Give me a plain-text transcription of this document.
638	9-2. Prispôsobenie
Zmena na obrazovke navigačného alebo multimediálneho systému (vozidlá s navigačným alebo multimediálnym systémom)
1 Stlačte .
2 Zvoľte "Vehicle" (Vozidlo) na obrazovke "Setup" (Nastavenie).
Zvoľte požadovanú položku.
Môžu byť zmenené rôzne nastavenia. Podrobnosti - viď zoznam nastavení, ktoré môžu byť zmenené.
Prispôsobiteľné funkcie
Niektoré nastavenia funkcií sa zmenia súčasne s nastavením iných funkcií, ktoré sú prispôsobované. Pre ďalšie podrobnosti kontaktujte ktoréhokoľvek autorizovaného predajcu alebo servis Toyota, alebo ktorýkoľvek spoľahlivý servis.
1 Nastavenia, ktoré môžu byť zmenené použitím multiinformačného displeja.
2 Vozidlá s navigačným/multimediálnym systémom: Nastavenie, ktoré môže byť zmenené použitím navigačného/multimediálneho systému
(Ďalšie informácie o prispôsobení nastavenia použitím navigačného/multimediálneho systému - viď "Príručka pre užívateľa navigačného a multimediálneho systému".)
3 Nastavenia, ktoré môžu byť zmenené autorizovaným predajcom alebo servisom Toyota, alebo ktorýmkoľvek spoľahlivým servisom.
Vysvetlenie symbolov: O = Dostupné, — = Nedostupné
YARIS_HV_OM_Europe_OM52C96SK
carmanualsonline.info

**GIVEN EXERCISE**
All the data must be duplicated exactly, with nothing added or removed.

**RESULT FOR THIS EXERCISE**
Give me a plain-text transcription of this document.
638	9-2. Prispôsobenie
Zmena na obrazovke navigačného alebo multimediálneho systému (vozidlá s navigačným alebo multimediálnym systémom)
1 Stlačte .
2 Zvoľte "Vehicle" (Vozidlo) na obrazovke "Setup" (Nastavenie).
Zvoľte požadovanú položku.
Môžu byť zmenené rôzne nastavenia. Podrobnosti - viď zoznam nastavení, ktoré môžu byť zmenené.
Prispôsobiteľné funkcie
Niektoré nastavenia funkcií sa zmenia súčasne s nastavením iných funkcií, ktoré sú prispôsobované. Pre ďalšie podrobnosti kontaktujte ktoréhokoľvek autorizovaného predajcu alebo servis Toyota, alebo ktorýkoľvek spoľahlivý servis.
1 Nastavenia, ktoré môžu byť zmenené použitím multiinformačného displeja.
2 Vozidlá s navigačným/multimediálnym systémom: Nastavenie, ktoré môže byť zmenené použitím navigačného/multimediálneho systému
(Ďalšie informácie o prispôsobení nastavenia použitím navigačného/multimediálneho systému - viď "Príručka pre užívateľa navigačného a multimediálneho systému".)
3 Nastavenia, ktoré môžu byť zmenené autorizovaným predajcom alebo servisom Toyota, alebo ktorýmkoľvek spoľahlivým servisom.
Vysvetlenie symbolov: O = Dostupné, — = Nedostupné
YARIS_HV_OM_Europe_OM52C96SK
carmanualsonline.info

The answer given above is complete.